┌─ DATA FOR THIS EXERCISE

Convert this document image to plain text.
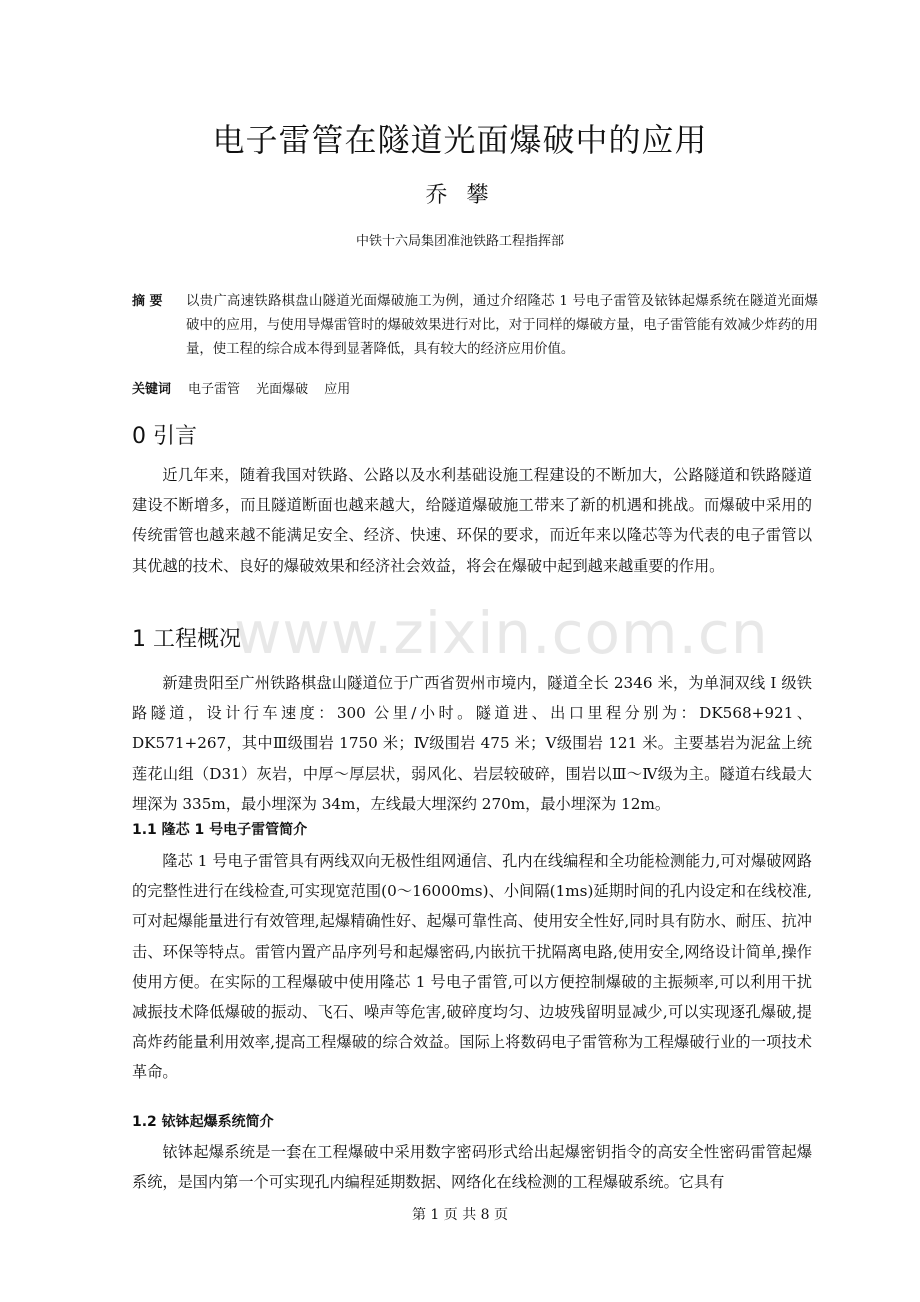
电子雷管在隧道光面爆破中的应用
乔 攀
中铁十六局集团准池铁路工程指挥部
摘 要 以贵广高速铁路棋盘山隧道光面爆破施工为例，通过介绍隆芯 1 号电子雷管及铱钵起爆系统在隧道光面爆破中的应用，与使用导爆雷管时的爆破效果进行对比，对于同样的爆破方量，电子雷管能有效减少炸药的用量，使工程的综合成本得到显著降低，具有较大的经济应用价值。
关键词 电子雷管 光面爆破 应用
0 引言
近几年来，随着我国对铁路、公路以及水利基础设施工程建设的不断加大，公路隧道和铁路隧道建设不断增多，而且隧道断面也越来越大，给隧道爆破施工带来了新的机遇和挑战。而爆破中采用的传统雷管也越来越不能满足安全、经济、快速、环保的要求，而近年来以隆芯等为代表的电子雷管以其优越的技术、良好的爆破效果和经济社会效益，将会在爆破中起到越来越重要的作用。
1 工程概况
新建贵阳至广州铁路棋盘山隧道位于广西省贺州市境内，隧道全长 2346 米，为单洞双线 I 级铁路隧道，设计行车速度：300 公里/小时。隧道进、出口里程分别为：DK568+921、DK571+267，其中Ⅲ级围岩 1750 米；Ⅳ级围岩 475 米；Ⅴ级围岩 121 米。主要基岩为泥盆上统莲花山组（D31）灰岩，中厚～厚层状，弱风化、岩层较破碎，围岩以Ⅲ～Ⅳ级为主。隧道右线最大埋深为 335m，最小埋深为 34m，左线最大埋深约 270m，最小埋深为 12m。
1.1 隆芯 1 号电子雷管简介
隆芯 1 号电子雷管具有两线双向无极性组网通信、孔内在线编程和全功能检测能力,可对爆破网路的完整性进行在线检查,可实现宽范围(0～16000ms)、小间隔(1ms)延期时间的孔内设定和在线校准,可对起爆能量进行有效管理,起爆精确性好、起爆可靠性高、使用安全性好,同时具有防水、耐压、抗冲击、环保等特点。雷管内置产品序列号和起爆密码,内嵌抗干扰隔离电路,使用安全,网络设计简单,操作使用方便。在实际的工程爆破中使用隆芯 1 号电子雷管,可以方便控制爆破的主振频率,可以利用干扰减振技术降低爆破的振动、飞石、噪声等危害,破碎度均匀、边坡残留明显减少,可以实现逐孔爆破,提高炸药能量利用效率,提高工程爆破的综合效益。国际上将数码电子雷管称为工程爆破行业的一项技术革命。
1.2 铱钵起爆系统简介
铱钵起爆系统是一套在工程爆破中采用数字密码形式给出起爆密钥指令的高安全性密码雷管起爆系统，是国内第一个可实现孔内编程延期数据、网络化在线检测的工程爆破系统。它具有
www.zixin.com.cn
第 1 页 共 8 页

└─

### REQUEST
Without the pictures, repeat the listing above exactly.

### OUTPUT FOR THIS EXERCISE
Convert this document image to plain text.
电子雷管在隧道光面爆破中的应用
乔 攀
中铁十六局集团准池铁路工程指挥部
摘 要 以贵广高速铁路棋盘山隧道光面爆破施工为例，通过介绍隆芯 1 号电子雷管及铱钵起爆系统在隧道光面爆破中的应用，与使用导爆雷管时的爆破效果进行对比，对于同样的爆破方量，电子雷管能有效减少炸药的用量，使工程的综合成本得到显著降低，具有较大的经济应用价值。
关键词 电子雷管 光面爆破 应用
0 引言
近几年来，随着我国对铁路、公路以及水利基础设施工程建设的不断加大，公路隧道和铁路隧道建设不断增多，而且隧道断面也越来越大，给隧道爆破施工带来了新的机遇和挑战。而爆破中采用的传统雷管也越来越不能满足安全、经济、快速、环保的要求，而近年来以隆芯等为代表的电子雷管以其优越的技术、良好的爆破效果和经济社会效益，将会在爆破中起到越来越重要的作用。
1 工程概况
新建贵阳至广州铁路棋盘山隧道位于广西省贺州市境内，隧道全长 2346 米，为单洞双线 I 级铁路隧道，设计行车速度：300 公里/小时。隧道进、出口里程分别为：DK568+921、DK571+267，其中Ⅲ级围岩 1750 米；Ⅳ级围岩 475 米；Ⅴ级围岩 121 米。主要基岩为泥盆上统莲花山组（D31）灰岩，中厚～厚层状，弱风化、岩层较破碎，围岩以Ⅲ～Ⅳ级为主。隧道右线最大埋深为 335m，最小埋深为 34m，左线最大埋深约 270m，最小埋深为 12m。
1.1 隆芯 1 号电子雷管简介
隆芯 1 号电子雷管具有两线双向无极性组网通信、孔内在线编程和全功能检测能力,可对爆破网路的完整性进行在线检查,可实现宽范围(0～16000ms)、小间隔(1ms)延期时间的孔内设定和在线校准,可对起爆能量进行有效管理,起爆精确性好、起爆可靠性高、使用安全性好,同时具有防水、耐压、抗冲击、环保等特点。雷管内置产品序列号和起爆密码,内嵌抗干扰隔离电路,使用安全,网络设计简单,操作使用方便。在实际的工程爆破中使用隆芯 1 号电子雷管,可以方便控制爆破的主振频率,可以利用干扰减振技术降低爆破的振动、飞石、噪声等危害,破碎度均匀、边坡残留明显减少,可以实现逐孔爆破,提高炸药能量利用效率,提高工程爆破的综合效益。国际上将数码电子雷管称为工程爆破行业的一项技术革命。
1.2 铱钵起爆系统简介
铱钵起爆系统是一套在工程爆破中采用数字密码形式给出起爆密钥指令的高安全性密码雷管起爆系统，是国内第一个可实现孔内编程延期数据、网络化在线检测的工程爆破系统。它具有
www.zixin.com.cn
第 1 页 共 8 页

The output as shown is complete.